• Task requirements
Copy out each line that mentions the word "xlabel".

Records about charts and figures
>> begin

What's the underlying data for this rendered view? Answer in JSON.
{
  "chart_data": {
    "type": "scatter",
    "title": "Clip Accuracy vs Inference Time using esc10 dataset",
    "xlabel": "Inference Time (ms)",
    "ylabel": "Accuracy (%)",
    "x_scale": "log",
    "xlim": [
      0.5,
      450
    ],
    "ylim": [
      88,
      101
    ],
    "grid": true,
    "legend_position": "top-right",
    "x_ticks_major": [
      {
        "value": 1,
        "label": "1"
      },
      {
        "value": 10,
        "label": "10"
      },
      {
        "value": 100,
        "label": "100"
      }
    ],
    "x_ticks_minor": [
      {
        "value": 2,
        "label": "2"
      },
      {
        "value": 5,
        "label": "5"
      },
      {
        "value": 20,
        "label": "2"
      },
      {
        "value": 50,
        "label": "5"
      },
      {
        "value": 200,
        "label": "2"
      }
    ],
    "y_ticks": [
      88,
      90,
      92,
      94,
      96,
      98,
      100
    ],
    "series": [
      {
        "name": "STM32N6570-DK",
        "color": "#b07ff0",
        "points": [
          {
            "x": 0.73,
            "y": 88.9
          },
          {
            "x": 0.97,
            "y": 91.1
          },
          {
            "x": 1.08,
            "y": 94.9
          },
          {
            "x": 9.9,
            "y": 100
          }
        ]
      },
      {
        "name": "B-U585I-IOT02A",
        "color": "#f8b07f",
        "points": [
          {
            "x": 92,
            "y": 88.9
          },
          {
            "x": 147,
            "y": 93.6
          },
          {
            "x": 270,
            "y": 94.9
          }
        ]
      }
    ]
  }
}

>> end
>> begin

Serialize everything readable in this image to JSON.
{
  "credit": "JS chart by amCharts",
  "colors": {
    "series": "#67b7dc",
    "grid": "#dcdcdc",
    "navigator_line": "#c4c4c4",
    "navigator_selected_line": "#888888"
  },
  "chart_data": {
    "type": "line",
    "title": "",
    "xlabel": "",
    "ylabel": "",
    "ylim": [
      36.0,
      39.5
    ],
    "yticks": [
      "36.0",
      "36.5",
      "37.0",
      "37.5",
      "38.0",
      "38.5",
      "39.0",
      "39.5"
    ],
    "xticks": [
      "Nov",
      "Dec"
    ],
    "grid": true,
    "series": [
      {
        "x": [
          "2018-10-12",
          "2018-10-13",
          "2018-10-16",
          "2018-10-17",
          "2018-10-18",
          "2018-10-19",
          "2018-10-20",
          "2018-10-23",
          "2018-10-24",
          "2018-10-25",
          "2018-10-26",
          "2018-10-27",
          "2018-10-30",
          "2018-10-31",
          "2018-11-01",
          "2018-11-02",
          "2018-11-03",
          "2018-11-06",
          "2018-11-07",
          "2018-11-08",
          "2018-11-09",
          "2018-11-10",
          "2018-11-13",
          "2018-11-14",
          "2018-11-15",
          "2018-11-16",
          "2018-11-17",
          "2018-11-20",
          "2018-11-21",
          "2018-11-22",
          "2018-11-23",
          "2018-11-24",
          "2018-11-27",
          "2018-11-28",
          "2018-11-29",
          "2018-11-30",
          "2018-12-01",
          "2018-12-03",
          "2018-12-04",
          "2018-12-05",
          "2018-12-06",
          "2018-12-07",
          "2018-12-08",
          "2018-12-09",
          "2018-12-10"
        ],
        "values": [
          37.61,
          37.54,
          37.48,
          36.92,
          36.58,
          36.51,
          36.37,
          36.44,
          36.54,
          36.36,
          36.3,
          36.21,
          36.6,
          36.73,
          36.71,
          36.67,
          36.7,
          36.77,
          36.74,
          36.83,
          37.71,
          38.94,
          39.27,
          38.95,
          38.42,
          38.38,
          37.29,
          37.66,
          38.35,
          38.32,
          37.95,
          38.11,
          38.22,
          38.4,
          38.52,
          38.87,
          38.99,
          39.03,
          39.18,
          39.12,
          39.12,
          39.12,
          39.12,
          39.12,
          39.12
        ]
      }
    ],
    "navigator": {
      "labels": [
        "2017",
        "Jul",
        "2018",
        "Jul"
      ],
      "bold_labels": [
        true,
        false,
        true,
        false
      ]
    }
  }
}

>> end
>> begin

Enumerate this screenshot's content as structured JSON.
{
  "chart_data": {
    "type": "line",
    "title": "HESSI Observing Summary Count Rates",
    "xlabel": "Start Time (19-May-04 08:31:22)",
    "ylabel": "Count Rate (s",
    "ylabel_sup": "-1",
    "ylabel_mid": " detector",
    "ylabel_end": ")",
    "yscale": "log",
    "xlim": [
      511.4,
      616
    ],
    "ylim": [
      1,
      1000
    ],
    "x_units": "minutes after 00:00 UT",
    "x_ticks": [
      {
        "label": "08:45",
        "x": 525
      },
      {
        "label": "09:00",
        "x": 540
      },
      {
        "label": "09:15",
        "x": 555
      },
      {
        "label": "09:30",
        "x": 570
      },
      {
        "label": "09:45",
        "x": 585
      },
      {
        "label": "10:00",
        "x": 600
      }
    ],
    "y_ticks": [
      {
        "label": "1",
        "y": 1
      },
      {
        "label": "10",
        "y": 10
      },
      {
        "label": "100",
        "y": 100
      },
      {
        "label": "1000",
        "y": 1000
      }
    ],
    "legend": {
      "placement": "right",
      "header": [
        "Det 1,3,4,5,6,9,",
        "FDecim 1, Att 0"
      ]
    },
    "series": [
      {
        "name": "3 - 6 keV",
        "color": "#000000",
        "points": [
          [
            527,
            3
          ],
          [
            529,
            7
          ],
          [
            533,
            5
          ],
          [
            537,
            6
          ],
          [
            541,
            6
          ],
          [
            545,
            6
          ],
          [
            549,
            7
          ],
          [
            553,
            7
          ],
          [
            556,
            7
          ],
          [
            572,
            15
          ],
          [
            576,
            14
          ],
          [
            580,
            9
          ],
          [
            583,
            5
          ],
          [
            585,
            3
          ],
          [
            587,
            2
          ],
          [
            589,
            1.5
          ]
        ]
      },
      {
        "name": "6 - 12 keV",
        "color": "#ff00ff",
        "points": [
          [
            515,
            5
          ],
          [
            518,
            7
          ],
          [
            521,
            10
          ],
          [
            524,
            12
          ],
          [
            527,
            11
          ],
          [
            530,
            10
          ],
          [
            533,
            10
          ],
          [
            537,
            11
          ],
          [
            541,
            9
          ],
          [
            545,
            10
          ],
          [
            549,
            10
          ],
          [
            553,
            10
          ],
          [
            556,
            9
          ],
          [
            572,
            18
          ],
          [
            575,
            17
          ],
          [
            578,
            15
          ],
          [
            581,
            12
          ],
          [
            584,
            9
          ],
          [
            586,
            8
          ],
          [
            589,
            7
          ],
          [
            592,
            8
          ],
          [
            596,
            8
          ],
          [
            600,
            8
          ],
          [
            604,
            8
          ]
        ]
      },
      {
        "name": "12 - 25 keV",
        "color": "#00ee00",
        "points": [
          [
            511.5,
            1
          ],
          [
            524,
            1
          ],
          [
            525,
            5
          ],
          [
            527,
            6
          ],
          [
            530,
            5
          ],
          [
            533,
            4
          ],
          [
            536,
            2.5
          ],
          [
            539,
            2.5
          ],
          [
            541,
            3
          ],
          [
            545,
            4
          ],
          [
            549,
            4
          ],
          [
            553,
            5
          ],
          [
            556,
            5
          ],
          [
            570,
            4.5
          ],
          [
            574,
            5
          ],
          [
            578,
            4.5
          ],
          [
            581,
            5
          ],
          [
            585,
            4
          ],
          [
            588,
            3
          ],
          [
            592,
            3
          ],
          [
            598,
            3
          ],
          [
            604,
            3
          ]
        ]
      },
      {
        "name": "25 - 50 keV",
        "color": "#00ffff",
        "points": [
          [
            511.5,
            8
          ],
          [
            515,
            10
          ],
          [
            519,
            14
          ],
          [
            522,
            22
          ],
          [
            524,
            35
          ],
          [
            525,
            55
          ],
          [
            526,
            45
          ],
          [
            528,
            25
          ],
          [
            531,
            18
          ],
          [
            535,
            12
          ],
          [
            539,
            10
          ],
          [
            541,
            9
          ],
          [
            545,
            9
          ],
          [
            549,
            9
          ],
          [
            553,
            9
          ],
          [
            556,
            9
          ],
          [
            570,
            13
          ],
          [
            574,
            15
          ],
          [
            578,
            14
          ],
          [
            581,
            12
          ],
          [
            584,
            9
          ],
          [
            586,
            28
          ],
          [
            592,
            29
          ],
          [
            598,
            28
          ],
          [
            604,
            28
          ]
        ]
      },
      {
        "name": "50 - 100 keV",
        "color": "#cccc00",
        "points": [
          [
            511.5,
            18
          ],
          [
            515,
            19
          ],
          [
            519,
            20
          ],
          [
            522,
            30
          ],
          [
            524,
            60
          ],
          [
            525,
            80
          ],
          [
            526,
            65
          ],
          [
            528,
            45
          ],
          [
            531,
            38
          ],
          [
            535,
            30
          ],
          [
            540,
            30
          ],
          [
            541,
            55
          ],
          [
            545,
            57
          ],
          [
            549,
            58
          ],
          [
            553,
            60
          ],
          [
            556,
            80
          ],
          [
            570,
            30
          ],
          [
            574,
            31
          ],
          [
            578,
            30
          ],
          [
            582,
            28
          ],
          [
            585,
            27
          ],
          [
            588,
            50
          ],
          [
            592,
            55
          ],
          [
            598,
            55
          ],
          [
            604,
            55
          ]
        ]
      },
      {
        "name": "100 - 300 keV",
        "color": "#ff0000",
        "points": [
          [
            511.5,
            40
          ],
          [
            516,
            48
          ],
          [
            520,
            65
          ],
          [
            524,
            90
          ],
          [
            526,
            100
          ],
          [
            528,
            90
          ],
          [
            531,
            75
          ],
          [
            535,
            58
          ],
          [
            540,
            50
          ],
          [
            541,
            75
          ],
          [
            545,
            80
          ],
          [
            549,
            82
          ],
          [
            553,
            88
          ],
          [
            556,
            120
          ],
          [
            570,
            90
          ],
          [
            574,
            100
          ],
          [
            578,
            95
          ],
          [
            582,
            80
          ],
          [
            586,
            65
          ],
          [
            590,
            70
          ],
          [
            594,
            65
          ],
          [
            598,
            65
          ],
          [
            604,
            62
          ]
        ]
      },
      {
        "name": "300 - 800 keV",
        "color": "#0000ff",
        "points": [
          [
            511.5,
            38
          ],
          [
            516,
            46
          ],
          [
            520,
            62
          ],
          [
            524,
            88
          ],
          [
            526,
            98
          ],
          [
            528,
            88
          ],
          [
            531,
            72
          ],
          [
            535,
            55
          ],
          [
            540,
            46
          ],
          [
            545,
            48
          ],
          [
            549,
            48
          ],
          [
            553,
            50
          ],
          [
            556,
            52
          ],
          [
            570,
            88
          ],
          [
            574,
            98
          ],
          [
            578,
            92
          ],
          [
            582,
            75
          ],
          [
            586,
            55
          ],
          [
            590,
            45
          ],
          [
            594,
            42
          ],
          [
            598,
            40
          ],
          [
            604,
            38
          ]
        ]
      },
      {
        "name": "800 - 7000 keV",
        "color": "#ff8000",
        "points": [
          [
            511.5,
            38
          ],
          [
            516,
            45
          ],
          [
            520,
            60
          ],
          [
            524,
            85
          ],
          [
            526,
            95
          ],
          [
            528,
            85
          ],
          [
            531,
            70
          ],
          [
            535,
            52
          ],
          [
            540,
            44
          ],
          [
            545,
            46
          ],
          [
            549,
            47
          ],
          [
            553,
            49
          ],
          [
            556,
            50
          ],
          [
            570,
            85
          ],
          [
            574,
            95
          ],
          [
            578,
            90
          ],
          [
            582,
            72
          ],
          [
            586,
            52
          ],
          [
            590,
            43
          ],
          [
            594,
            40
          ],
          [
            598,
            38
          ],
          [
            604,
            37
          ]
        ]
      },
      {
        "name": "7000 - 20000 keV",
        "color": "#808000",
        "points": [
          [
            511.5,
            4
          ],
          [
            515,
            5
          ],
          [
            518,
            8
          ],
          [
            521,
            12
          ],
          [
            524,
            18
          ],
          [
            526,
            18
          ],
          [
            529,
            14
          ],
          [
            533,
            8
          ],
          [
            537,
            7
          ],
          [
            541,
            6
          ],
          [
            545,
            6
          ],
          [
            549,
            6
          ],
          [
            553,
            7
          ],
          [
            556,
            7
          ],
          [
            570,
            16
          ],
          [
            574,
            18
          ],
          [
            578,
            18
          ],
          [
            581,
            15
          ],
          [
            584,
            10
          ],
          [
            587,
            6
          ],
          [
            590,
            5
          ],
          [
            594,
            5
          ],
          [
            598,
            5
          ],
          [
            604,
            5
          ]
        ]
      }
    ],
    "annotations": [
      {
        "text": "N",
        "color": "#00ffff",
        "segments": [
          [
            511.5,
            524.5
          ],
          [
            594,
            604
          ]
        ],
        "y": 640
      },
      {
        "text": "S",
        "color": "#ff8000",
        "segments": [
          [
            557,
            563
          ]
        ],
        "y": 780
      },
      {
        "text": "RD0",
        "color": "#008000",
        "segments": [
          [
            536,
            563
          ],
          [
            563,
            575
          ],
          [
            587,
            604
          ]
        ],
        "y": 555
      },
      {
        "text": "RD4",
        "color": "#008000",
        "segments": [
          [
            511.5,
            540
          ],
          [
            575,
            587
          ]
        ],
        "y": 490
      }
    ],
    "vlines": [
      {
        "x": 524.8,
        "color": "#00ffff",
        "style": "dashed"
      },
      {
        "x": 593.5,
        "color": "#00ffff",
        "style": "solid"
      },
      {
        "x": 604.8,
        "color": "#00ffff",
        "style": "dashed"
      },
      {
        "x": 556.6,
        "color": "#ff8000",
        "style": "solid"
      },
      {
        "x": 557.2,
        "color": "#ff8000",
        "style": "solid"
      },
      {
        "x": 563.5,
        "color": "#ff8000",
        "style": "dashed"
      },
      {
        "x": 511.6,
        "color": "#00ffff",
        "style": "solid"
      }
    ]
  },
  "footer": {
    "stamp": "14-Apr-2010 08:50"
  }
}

>> end

• The reply
    "xlabel": "Inference Time (ms)",
    "xlabel": "",
    "xlabel": "Start Time (19-May-04 08:31:22)",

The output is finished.